## WORK TO COMPLETE:
Skip the pictures. Transcribe the rest of the data below without changing a word.

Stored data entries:
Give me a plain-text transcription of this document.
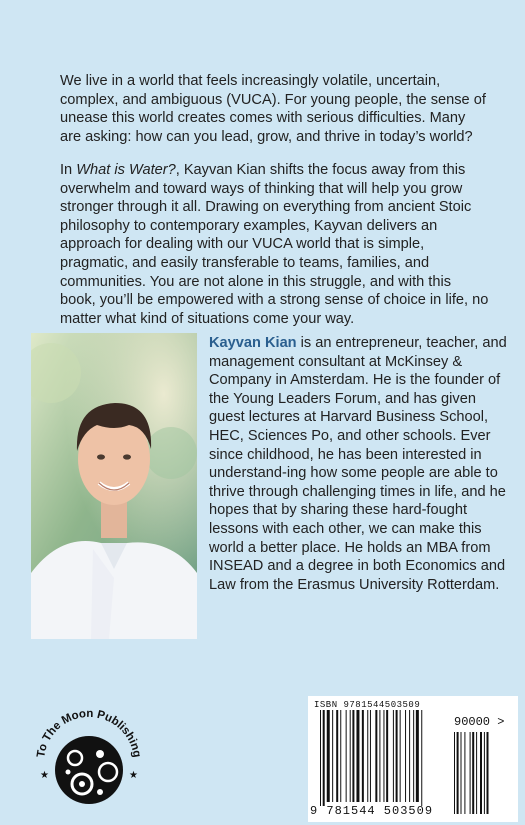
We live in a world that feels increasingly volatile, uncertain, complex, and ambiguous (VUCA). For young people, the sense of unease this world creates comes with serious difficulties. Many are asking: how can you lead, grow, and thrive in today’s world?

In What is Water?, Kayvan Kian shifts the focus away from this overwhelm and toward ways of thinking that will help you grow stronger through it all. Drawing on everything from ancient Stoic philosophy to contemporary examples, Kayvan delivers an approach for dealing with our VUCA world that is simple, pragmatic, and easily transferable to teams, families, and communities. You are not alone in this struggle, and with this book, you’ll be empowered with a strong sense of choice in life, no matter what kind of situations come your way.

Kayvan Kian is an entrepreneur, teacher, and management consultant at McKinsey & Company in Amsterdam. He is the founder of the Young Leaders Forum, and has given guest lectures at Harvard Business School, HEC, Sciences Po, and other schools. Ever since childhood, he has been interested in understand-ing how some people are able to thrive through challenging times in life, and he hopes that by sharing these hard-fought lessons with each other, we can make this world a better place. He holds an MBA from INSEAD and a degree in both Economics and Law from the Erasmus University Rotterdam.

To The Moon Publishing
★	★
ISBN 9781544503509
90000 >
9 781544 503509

## WORKED ANSWER:
Give me a plain-text transcription of this document.
We live in a world that feels increasingly volatile, uncertain, complex, and ambiguous (VUCA). For young people, the sense of unease this world creates comes with serious difficulties. Many are asking: how can you lead, grow, and thrive in today’s world?

In What is Water?, Kayvan Kian shifts the focus away from this overwhelm and toward ways of thinking that will help you grow stronger through it all. Drawing on everything from ancient Stoic philosophy to contemporary examples, Kayvan delivers an approach for dealing with our VUCA world that is simple, pragmatic, and easily transferable to teams, families, and communities. You are not alone in this struggle, and with this book, you’ll be empowered with a strong sense of choice in life, no matter what kind of situations come your way.

Kayvan Kian is an entrepreneur, teacher, and management consultant at McKinsey & Company in Amsterdam. He is the founder of the Young Leaders Forum, and has given guest lectures at Harvard Business School, HEC, Sciences Po, and other schools. Ever since childhood, he has been interested in understand-ing how some people are able to thrive through challenging times in life, and he hopes that by sharing these hard-fought lessons with each other, we can make this world a better place. He holds an MBA from INSEAD and a degree in both Economics and Law from the Erasmus University Rotterdam.

To The Moon Publishing
★	★
ISBN 9781544503509
90000 >
9 781544 503509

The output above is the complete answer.